[Data listing]
<<<<

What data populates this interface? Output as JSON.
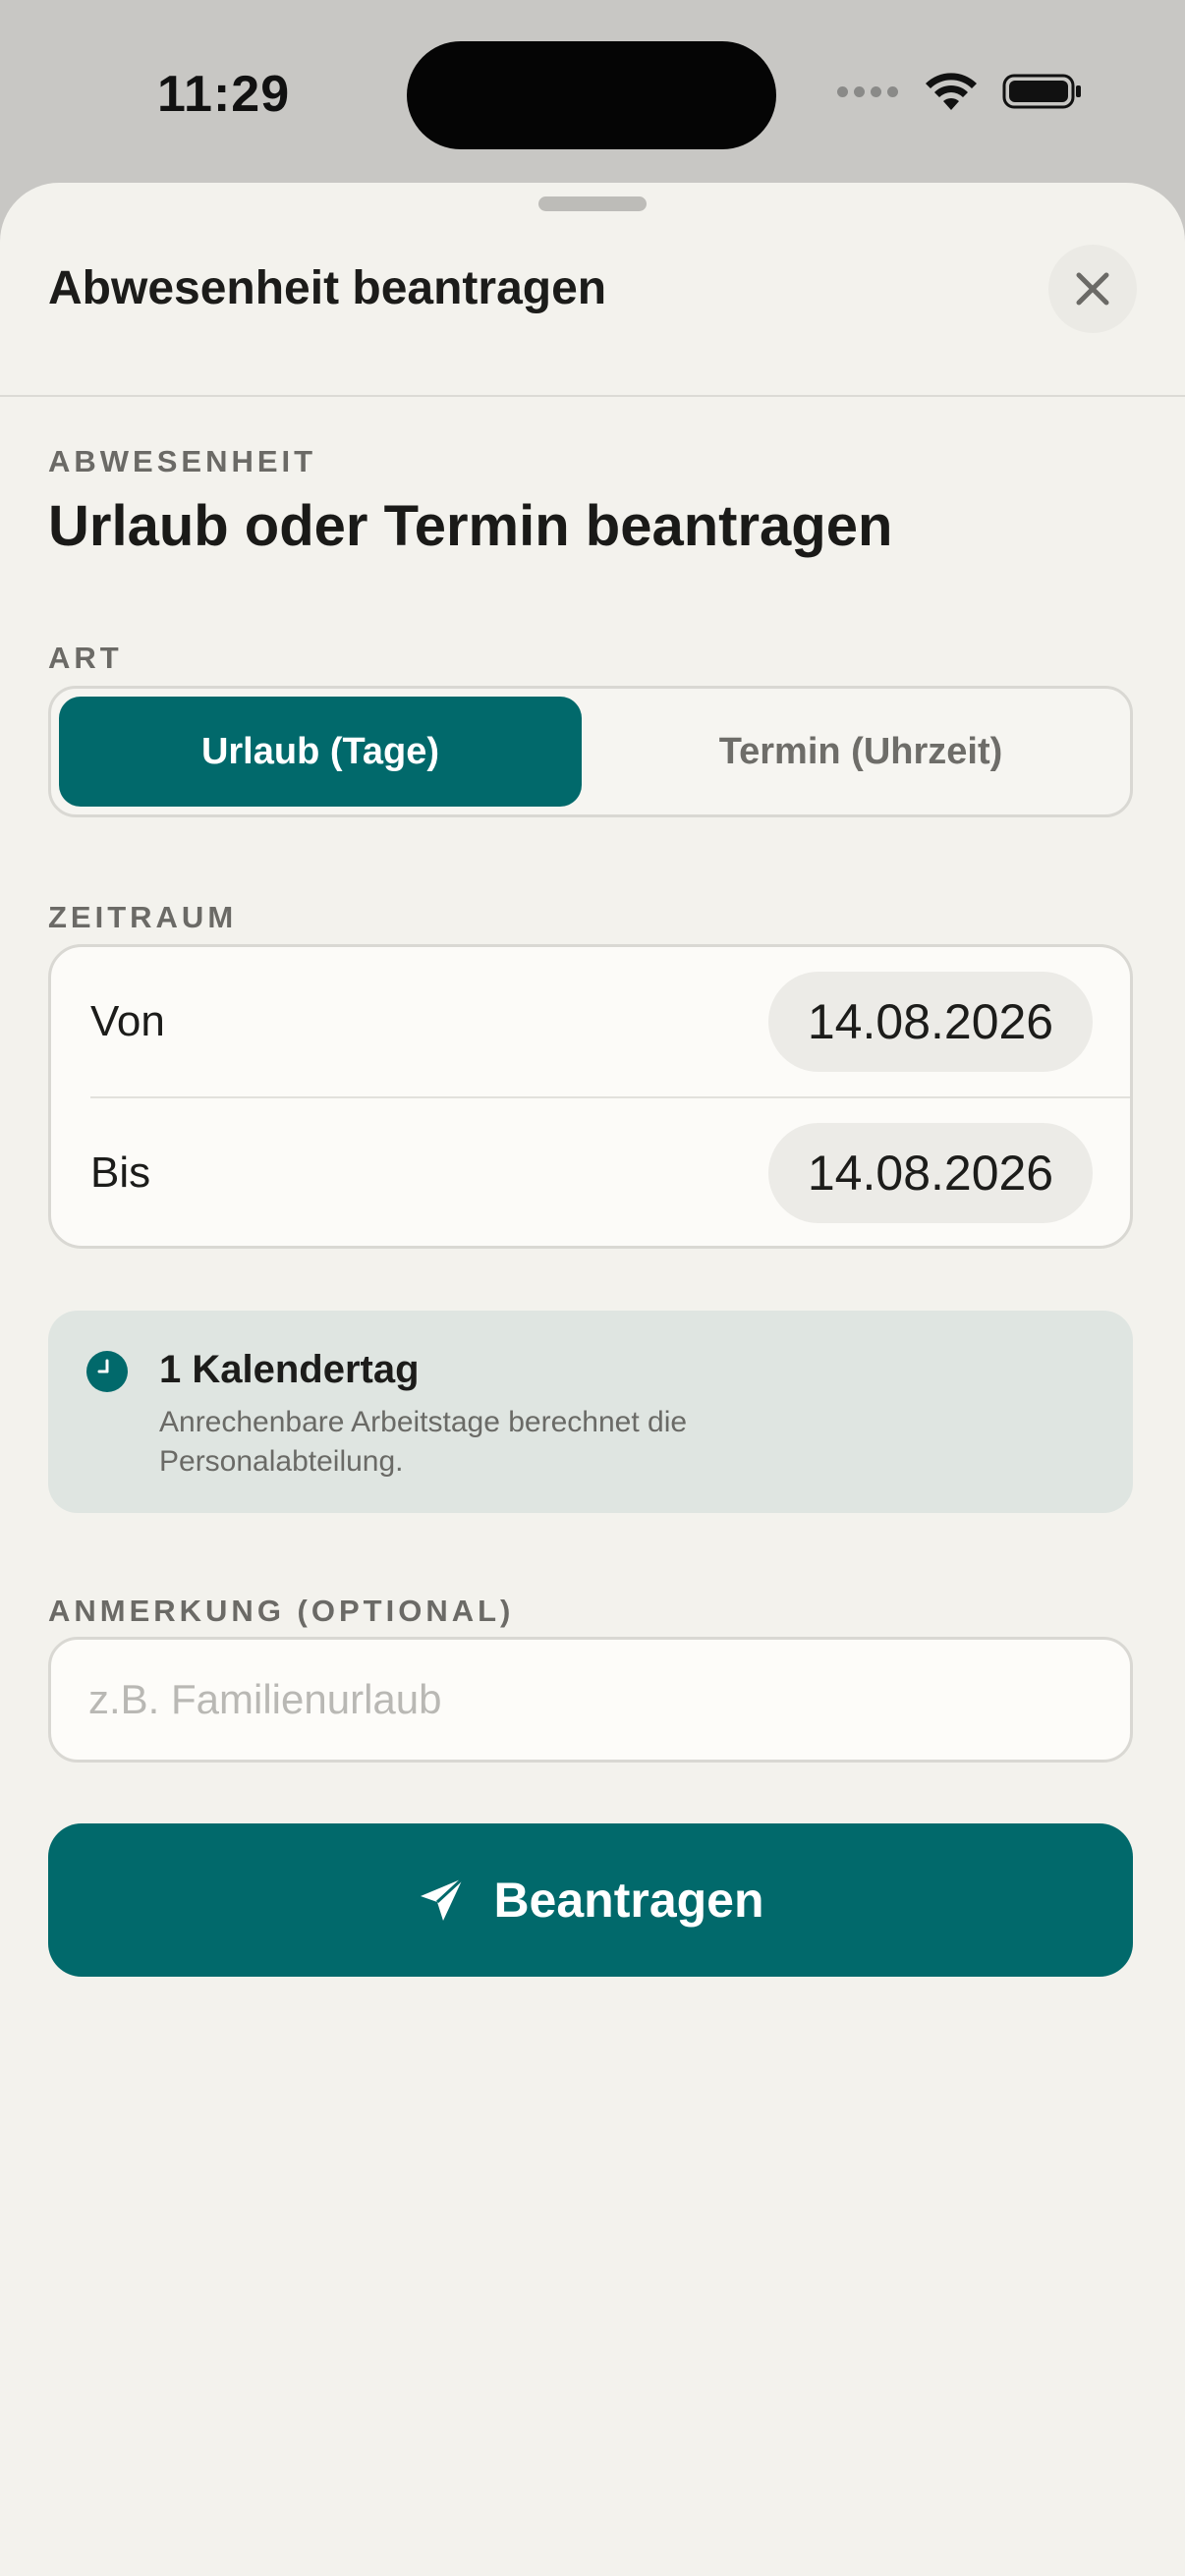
{
  "status_bar": {
    "time": "11:29"
  },
  "sheet": {
    "title": "Abwesenheit beantragen",
    "close_icon": "close-icon"
  },
  "intro": {
    "eyebrow": "ABWESENHEIT",
    "headline": "Urlaub oder Termin beantragen"
  },
  "type_section": {
    "label": "ART",
    "options": [
      {
        "label": "Urlaub (Tage)",
        "selected": true
      },
      {
        "label": "Termin (Uhrzeit)",
        "selected": false
      }
    ]
  },
  "period_section": {
    "label": "ZEITRAUM",
    "from": {
      "label": "Von",
      "value": "14.08.2026"
    },
    "to": {
      "label": "Bis",
      "value": "14.08.2026"
    }
  },
  "summary": {
    "icon": "clock-icon",
    "title": "1 Kalendertag",
    "text": "Anrechenbare Arbeitstage berechnet die Personalabteilung."
  },
  "note_section": {
    "label": "ANMERKUNG (OPTIONAL)",
    "value": "",
    "placeholder": "z.B. Familienurlaub"
  },
  "submit": {
    "label": "Beantragen",
    "icon": "send-icon"
  },
  "colors": {
    "accent": "#01696b",
    "background": "#f3f2ed",
    "info_background": "#dfe5e1"
  }
}
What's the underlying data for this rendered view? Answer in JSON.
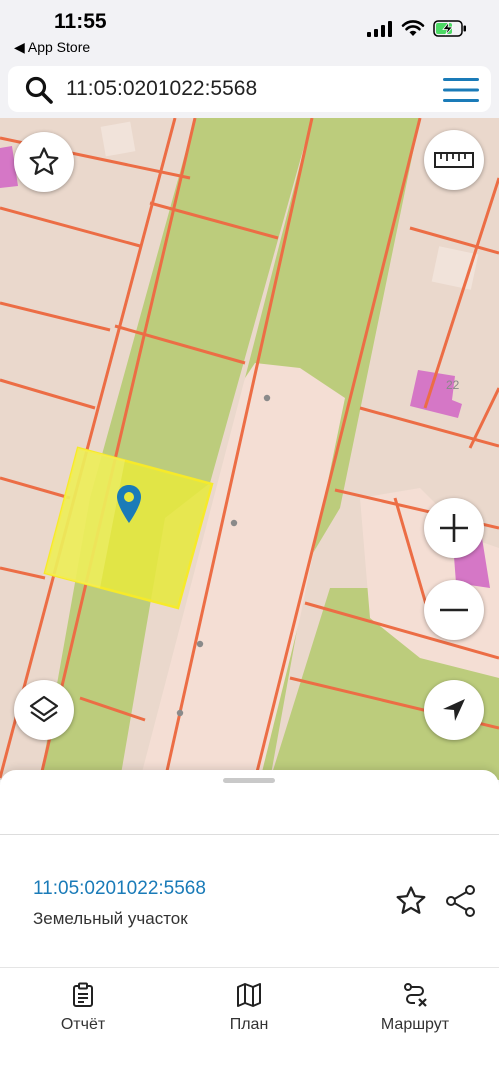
{
  "status_bar": {
    "time": "11:55",
    "back_app": "◀ App Store"
  },
  "search": {
    "value": "11:05:0201022:5568"
  },
  "map": {
    "house_number": "22"
  },
  "parcel": {
    "cadastral_number": "11:05:0201022:5568",
    "type": "Земельный участок"
  },
  "tabs": [
    {
      "label": "Отчёт",
      "icon": "report-icon"
    },
    {
      "label": "План",
      "icon": "map-plan-icon"
    },
    {
      "label": "Маршрут",
      "icon": "route-icon"
    }
  ],
  "colors": {
    "accent": "#1a7bb8",
    "parcel_highlight": "#e6e83f",
    "parcel_border": "#f6ea2a",
    "road": "#f4ded4",
    "green_zone": "#bccc7c",
    "boundary": "#ec6d45",
    "building": "#d577c6"
  }
}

>>>>

Do this.
Write out every line of the entries that holds the word "value".

Worked answer.
      "value": "14.08.2026"
      "value": "14.08.2026"
    "value": "",
    "value": "11:05:0201022:5568"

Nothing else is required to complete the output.